# Exercise inputs start

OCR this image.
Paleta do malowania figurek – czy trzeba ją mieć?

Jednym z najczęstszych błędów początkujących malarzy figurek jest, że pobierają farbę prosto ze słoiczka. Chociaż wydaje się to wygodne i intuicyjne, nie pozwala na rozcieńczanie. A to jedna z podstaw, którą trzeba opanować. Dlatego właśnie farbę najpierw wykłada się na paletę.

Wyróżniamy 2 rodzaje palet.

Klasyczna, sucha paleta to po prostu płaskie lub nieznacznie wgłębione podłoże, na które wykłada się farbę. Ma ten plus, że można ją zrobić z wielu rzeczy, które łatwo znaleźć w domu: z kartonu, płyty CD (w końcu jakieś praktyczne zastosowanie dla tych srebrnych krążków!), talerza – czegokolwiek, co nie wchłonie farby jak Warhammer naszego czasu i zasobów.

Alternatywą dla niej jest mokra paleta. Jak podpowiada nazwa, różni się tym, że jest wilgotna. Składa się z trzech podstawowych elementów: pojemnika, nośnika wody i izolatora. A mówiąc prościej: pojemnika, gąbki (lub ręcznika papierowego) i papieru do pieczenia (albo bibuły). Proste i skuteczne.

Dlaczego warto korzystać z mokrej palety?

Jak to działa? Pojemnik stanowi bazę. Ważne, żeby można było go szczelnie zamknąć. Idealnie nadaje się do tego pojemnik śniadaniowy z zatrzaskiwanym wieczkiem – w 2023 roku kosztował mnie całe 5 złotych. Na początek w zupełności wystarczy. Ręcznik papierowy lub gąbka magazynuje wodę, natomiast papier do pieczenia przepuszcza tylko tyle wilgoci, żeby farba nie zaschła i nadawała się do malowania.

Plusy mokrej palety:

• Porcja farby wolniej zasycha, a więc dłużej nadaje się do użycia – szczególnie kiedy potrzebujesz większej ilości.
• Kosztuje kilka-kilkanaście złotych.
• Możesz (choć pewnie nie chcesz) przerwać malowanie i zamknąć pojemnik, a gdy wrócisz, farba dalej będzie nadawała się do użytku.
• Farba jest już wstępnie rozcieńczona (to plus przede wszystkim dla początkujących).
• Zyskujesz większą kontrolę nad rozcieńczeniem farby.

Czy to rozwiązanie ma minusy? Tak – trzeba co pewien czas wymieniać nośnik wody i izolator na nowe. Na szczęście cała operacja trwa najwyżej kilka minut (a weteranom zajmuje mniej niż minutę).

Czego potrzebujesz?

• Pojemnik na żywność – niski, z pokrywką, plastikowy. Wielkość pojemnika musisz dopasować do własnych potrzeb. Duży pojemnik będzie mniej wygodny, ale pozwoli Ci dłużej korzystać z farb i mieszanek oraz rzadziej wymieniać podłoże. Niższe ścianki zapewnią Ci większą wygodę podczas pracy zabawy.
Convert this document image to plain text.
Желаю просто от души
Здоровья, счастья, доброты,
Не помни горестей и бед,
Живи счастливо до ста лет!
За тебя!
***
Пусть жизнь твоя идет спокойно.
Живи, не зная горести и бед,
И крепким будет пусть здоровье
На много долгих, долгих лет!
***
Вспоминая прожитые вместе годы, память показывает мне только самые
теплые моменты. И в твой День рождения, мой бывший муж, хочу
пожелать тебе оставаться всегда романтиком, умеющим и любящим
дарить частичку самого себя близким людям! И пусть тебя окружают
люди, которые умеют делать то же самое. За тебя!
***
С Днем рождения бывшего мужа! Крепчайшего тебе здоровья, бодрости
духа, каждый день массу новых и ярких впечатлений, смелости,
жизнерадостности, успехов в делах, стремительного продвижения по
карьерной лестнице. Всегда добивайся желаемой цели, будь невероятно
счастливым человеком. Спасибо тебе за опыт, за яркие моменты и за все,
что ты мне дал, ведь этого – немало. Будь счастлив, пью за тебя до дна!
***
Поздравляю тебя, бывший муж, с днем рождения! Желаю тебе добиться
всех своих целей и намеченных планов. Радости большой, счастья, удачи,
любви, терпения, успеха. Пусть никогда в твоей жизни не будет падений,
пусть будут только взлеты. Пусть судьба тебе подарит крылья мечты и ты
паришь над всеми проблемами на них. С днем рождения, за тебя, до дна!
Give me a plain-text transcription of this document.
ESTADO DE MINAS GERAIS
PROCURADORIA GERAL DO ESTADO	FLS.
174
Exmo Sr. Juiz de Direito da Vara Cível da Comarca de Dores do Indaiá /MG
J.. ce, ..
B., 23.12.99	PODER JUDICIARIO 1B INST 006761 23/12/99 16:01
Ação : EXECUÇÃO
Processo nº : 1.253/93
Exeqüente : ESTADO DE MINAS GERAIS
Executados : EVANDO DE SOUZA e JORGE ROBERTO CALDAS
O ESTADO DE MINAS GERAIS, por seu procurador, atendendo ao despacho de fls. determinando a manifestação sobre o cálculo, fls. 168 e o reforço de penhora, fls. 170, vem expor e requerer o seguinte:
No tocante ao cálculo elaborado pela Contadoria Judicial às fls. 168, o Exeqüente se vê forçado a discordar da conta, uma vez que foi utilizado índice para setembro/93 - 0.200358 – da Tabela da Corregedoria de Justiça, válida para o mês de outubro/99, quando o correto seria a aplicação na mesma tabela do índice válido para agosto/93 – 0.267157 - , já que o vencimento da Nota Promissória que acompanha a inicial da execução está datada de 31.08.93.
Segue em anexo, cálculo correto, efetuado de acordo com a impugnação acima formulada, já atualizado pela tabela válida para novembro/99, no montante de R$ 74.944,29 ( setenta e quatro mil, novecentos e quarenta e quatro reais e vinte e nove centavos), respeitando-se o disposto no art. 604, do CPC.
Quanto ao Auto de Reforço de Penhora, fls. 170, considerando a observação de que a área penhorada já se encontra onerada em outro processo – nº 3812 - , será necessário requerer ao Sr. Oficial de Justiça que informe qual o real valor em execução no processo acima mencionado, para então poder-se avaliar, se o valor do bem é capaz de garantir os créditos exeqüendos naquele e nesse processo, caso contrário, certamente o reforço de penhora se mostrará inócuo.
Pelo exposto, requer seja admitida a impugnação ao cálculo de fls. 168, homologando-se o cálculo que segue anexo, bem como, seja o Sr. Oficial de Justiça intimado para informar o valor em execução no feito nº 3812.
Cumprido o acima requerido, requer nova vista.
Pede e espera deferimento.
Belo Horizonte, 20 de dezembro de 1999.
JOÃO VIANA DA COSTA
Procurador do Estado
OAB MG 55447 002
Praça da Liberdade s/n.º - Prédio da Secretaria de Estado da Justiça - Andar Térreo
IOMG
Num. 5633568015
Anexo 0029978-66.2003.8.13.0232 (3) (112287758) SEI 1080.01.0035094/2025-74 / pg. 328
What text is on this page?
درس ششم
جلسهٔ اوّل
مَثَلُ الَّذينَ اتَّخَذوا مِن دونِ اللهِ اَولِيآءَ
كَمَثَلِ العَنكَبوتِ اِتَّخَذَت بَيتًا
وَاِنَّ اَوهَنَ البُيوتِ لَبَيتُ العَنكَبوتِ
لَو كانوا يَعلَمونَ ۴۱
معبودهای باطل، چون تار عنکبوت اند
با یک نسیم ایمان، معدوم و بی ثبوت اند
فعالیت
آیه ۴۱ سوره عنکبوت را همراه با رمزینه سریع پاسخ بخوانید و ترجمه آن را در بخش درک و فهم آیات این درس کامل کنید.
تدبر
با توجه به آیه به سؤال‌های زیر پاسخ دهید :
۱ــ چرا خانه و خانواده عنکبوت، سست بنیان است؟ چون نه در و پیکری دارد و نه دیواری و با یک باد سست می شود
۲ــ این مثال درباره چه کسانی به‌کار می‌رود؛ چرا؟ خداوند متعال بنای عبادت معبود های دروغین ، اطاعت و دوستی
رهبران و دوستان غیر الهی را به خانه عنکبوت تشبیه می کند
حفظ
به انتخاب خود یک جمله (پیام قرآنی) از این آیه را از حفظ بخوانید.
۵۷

# Exercise inputs end

Task brief:
Pull out all lines containing the word "счастья" from the entries above.

Correct response:
Здоровья, счастья, доброты,
всех своих целей и намеченных планов. Радости большой, счастья, удачи,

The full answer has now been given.